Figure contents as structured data
:::::

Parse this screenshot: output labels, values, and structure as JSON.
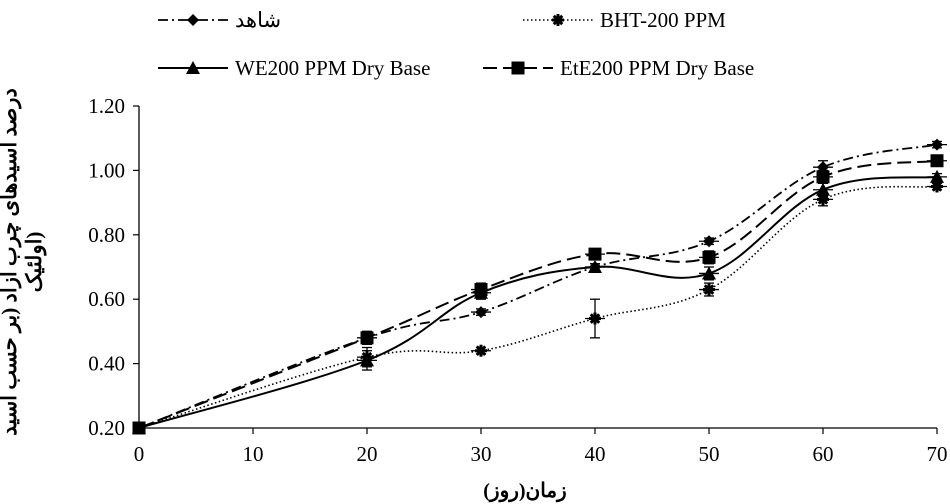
{
  "chart_data": {
    "type": "line",
    "xlabel": "زمان(روز)",
    "ylabel_line1": "درصد اسیدهای چرب آزاد (بر حسب اسید",
    "ylabel_line2": "اولئیک)",
    "x": [
      0,
      20,
      30,
      40,
      50,
      60,
      70
    ],
    "xticks": [
      "0",
      "10",
      "20",
      "30",
      "40",
      "50",
      "60",
      "70"
    ],
    "yticks": [
      "0.20",
      "0.40",
      "0.60",
      "0.80",
      "1.00",
      "1.20"
    ],
    "xlim": [
      0,
      70
    ],
    "ylim": [
      0.2,
      1.2
    ],
    "legend_placement": "top",
    "series": [
      {
        "name": "شاهد",
        "marker": "diamond",
        "dash": "dashdot",
        "values": [
          0.2,
          0.48,
          0.56,
          0.7,
          0.78,
          1.01,
          1.08
        ],
        "errors": [
          0,
          0.02,
          0.01,
          0.01,
          0.01,
          0.02,
          0.01
        ]
      },
      {
        "name": "BHT-200 PPM",
        "marker": "star",
        "dash": "dotted",
        "values": [
          0.2,
          0.42,
          0.44,
          0.54,
          0.63,
          0.91,
          0.95
        ],
        "errors": [
          0,
          0.03,
          0.01,
          0.06,
          0.02,
          0.02,
          0.01
        ]
      },
      {
        "name": "WE200 PPM Dry Base",
        "marker": "triangle",
        "dash": "solid",
        "values": [
          0.2,
          0.41,
          0.62,
          0.7,
          0.68,
          0.94,
          0.98
        ],
        "errors": [
          0,
          0.03,
          0.02,
          0.01,
          0.02,
          0.02,
          0.01
        ]
      },
      {
        "name": "EtE200 PPM Dry Base",
        "marker": "square",
        "dash": "longdash",
        "values": [
          0.2,
          0.48,
          0.63,
          0.74,
          0.73,
          0.98,
          1.03
        ],
        "errors": [
          0,
          0.02,
          0.02,
          0.01,
          0.02,
          0.02,
          0.01
        ]
      }
    ]
  }
}
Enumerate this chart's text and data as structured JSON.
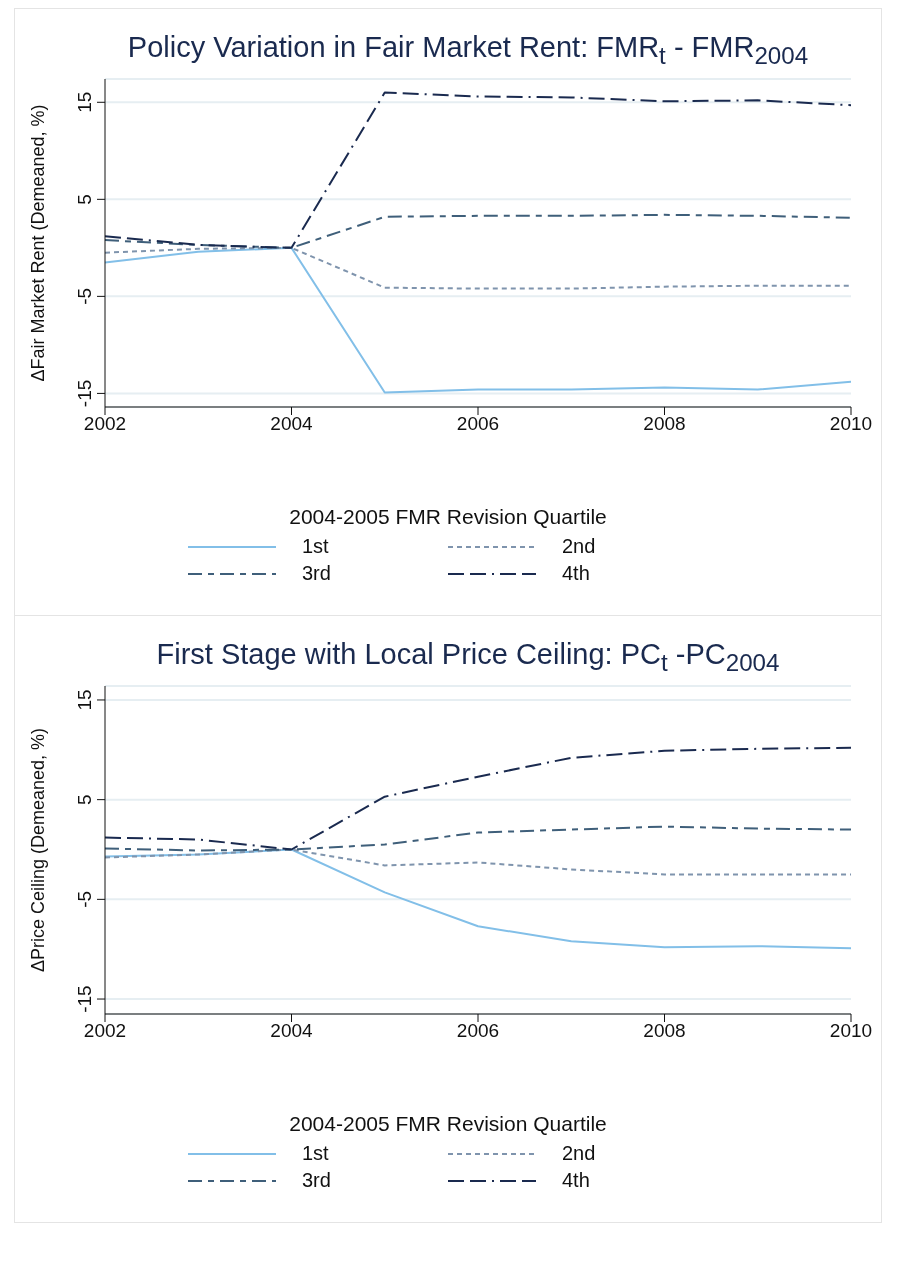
{
  "chart_data": [
    {
      "type": "line",
      "title": "Policy Variation in Fair Market Rent: FMR$_{t}$ - FMR$_{2004}$",
      "ylabel": "ΔFair Market Rent (Demeaned, %)",
      "legend_title": "2004-2005 FMR Revision Quartile",
      "x": [
        2002,
        2003,
        2004,
        2005,
        2006,
        2007,
        2008,
        2009,
        2010
      ],
      "series": [
        {
          "name": "1st",
          "color": "#82bfe8",
          "line_style": "solid",
          "values": [
            -1.5,
            -0.4,
            0.0,
            -14.9,
            -14.6,
            -14.6,
            -14.4,
            -14.6,
            -13.8
          ]
        },
        {
          "name": "2nd",
          "color": "#7f94ad",
          "line_style": "dashed",
          "values": [
            -0.5,
            -0.1,
            0.0,
            -4.1,
            -4.2,
            -4.2,
            -4.0,
            -3.9,
            -3.9
          ]
        },
        {
          "name": "3rd",
          "color": "#3f5f7a",
          "line_style": "dashed",
          "values": [
            0.8,
            0.3,
            0.0,
            3.2,
            3.3,
            3.3,
            3.4,
            3.3,
            3.1
          ]
        },
        {
          "name": "4th",
          "color": "#1a2a4f",
          "line_style": "dashed",
          "values": [
            1.2,
            0.3,
            0.0,
            16.0,
            15.6,
            15.5,
            15.1,
            15.2,
            14.7
          ]
        }
      ],
      "xlim": [
        2002,
        2010
      ],
      "xticks": [
        2002,
        2004,
        2006,
        2008,
        2010
      ],
      "ylim": [
        -16.4,
        17.4
      ],
      "yticks": [
        -15,
        -5,
        5,
        15
      ],
      "grid": "y",
      "legend": "bottom",
      "marker": "none"
    },
    {
      "type": "line",
      "title": "First Stage with Local Price Ceiling: PC$_{t}$ -PC$_{2004}$",
      "ylabel": "ΔPrice Ceiling (Demeaned, %)",
      "legend_title": "2004-2005 FMR Revision Quartile",
      "x": [
        2002,
        2003,
        2004,
        2005,
        2006,
        2007,
        2008,
        2009,
        2010
      ],
      "series": [
        {
          "name": "1st",
          "color": "#82bfe8",
          "line_style": "solid",
          "values": [
            -0.7,
            -0.5,
            0.0,
            -4.3,
            -7.7,
            -9.2,
            -9.8,
            -9.7,
            -9.9
          ]
        },
        {
          "name": "2nd",
          "color": "#7f94ad",
          "line_style": "dashed",
          "values": [
            -0.8,
            -0.5,
            0.0,
            -1.6,
            -1.3,
            -2.0,
            -2.5,
            -2.5,
            -2.5
          ]
        },
        {
          "name": "3rd",
          "color": "#3f5f7a",
          "line_style": "dashed",
          "values": [
            0.1,
            -0.1,
            0.0,
            0.5,
            1.7,
            2.0,
            2.3,
            2.1,
            2.0
          ]
        },
        {
          "name": "4th",
          "color": "#1a2a4f",
          "line_style": "dashed",
          "values": [
            1.2,
            1.0,
            0.0,
            5.3,
            7.3,
            9.2,
            9.9,
            10.1,
            10.2
          ]
        }
      ],
      "xlim": [
        2002,
        2010
      ],
      "xticks": [
        2002,
        2004,
        2006,
        2008,
        2010
      ],
      "ylim": [
        -16.5,
        16.4
      ],
      "yticks": [
        -15,
        -5,
        5,
        15
      ],
      "grid": "y",
      "legend": "bottom",
      "marker": "none"
    }
  ]
}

:::::

> [PROBLEM DESCRIPTION]: Select every line of the records holding the string "Demeaned".

> [SOLUTION TO THE EXERCISE]:
      "ylabel": "ΔFair Market Rent (Demeaned, %)",
      "ylabel": "ΔPrice Ceiling (Demeaned, %)",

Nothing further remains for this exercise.